YOUR TASK — Each entry here needs to be set down again exactly, please; pictures are left out.

#####

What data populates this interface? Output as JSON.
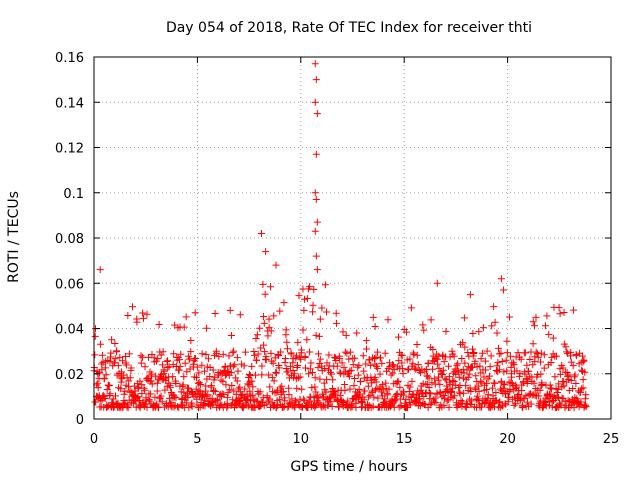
{
  "chart_data": {
    "type": "scatter",
    "title": "Day 054 of 2018, Rate Of TEC Index for receiver thti",
    "xlabel": "GPS time / hours",
    "ylabel": "ROTI / TECUs",
    "xlim": [
      0,
      25
    ],
    "ylim": [
      0,
      0.16
    ],
    "x_ticks": [
      0,
      5,
      10,
      15,
      20,
      25
    ],
    "x_tick_labels": [
      "0",
      "5",
      "10",
      "15",
      "20",
      "25"
    ],
    "y_ticks": [
      0,
      0.02,
      0.04,
      0.06,
      0.08,
      0.1,
      0.12,
      0.14,
      0.16
    ],
    "y_tick_labels": [
      "0",
      "0.02",
      "0.04",
      "0.06",
      "0.08",
      "0.1",
      "0.12",
      "0.14",
      "0.16"
    ],
    "grid": true,
    "marker": "+",
    "color": "#ff0000",
    "data_x_range": [
      0,
      23.8
    ],
    "baseline_band": [
      0.005,
      0.03
    ],
    "peaks": [
      {
        "x": 0.3,
        "y": 0.066
      },
      {
        "x": 8.1,
        "y": 0.082
      },
      {
        "x": 8.3,
        "y": 0.074
      },
      {
        "x": 8.8,
        "y": 0.068
      },
      {
        "x": 10.7,
        "y": 0.157
      },
      {
        "x": 10.75,
        "y": 0.15
      },
      {
        "x": 10.7,
        "y": 0.14
      },
      {
        "x": 10.8,
        "y": 0.135
      },
      {
        "x": 10.75,
        "y": 0.117
      },
      {
        "x": 10.7,
        "y": 0.1
      },
      {
        "x": 10.75,
        "y": 0.097
      },
      {
        "x": 10.8,
        "y": 0.087
      },
      {
        "x": 10.7,
        "y": 0.083
      },
      {
        "x": 10.75,
        "y": 0.072
      },
      {
        "x": 10.8,
        "y": 0.066
      },
      {
        "x": 16.6,
        "y": 0.06
      },
      {
        "x": 18.2,
        "y": 0.055
      },
      {
        "x": 19.7,
        "y": 0.062
      },
      {
        "x": 19.8,
        "y": 0.057
      }
    ]
  }
}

#####

ANSWER FOR THIS EXERCISE —
What data populates this interface? Output as JSON.
{
  "chart_data": {
    "type": "scatter",
    "title": "Day 054 of 2018, Rate Of TEC Index for receiver thti",
    "xlabel": "GPS time / hours",
    "ylabel": "ROTI / TECUs",
    "xlim": [
      0,
      25
    ],
    "ylim": [
      0,
      0.16
    ],
    "x_ticks": [
      0,
      5,
      10,
      15,
      20,
      25
    ],
    "x_tick_labels": [
      "0",
      "5",
      "10",
      "15",
      "20",
      "25"
    ],
    "y_ticks": [
      0,
      0.02,
      0.04,
      0.06,
      0.08,
      0.1,
      0.12,
      0.14,
      0.16
    ],
    "y_tick_labels": [
      "0",
      "0.02",
      "0.04",
      "0.06",
      "0.08",
      "0.1",
      "0.12",
      "0.14",
      "0.16"
    ],
    "grid": true,
    "marker": "+",
    "color": "#ff0000",
    "data_x_range": [
      0,
      23.8
    ],
    "baseline_band": [
      0.005,
      0.03
    ],
    "peaks": [
      {
        "x": 0.3,
        "y": 0.066
      },
      {
        "x": 8.1,
        "y": 0.082
      },
      {
        "x": 8.3,
        "y": 0.074
      },
      {
        "x": 8.8,
        "y": 0.068
      },
      {
        "x": 10.7,
        "y": 0.157
      },
      {
        "x": 10.75,
        "y": 0.15
      },
      {
        "x": 10.7,
        "y": 0.14
      },
      {
        "x": 10.8,
        "y": 0.135
      },
      {
        "x": 10.75,
        "y": 0.117
      },
      {
        "x": 10.7,
        "y": 0.1
      },
      {
        "x": 10.75,
        "y": 0.097
      },
      {
        "x": 10.8,
        "y": 0.087
      },
      {
        "x": 10.7,
        "y": 0.083
      },
      {
        "x": 10.75,
        "y": 0.072
      },
      {
        "x": 10.8,
        "y": 0.066
      },
      {
        "x": 16.6,
        "y": 0.06
      },
      {
        "x": 18.2,
        "y": 0.055
      },
      {
        "x": 19.7,
        "y": 0.062
      },
      {
        "x": 19.8,
        "y": 0.057
      }
    ]
  }
}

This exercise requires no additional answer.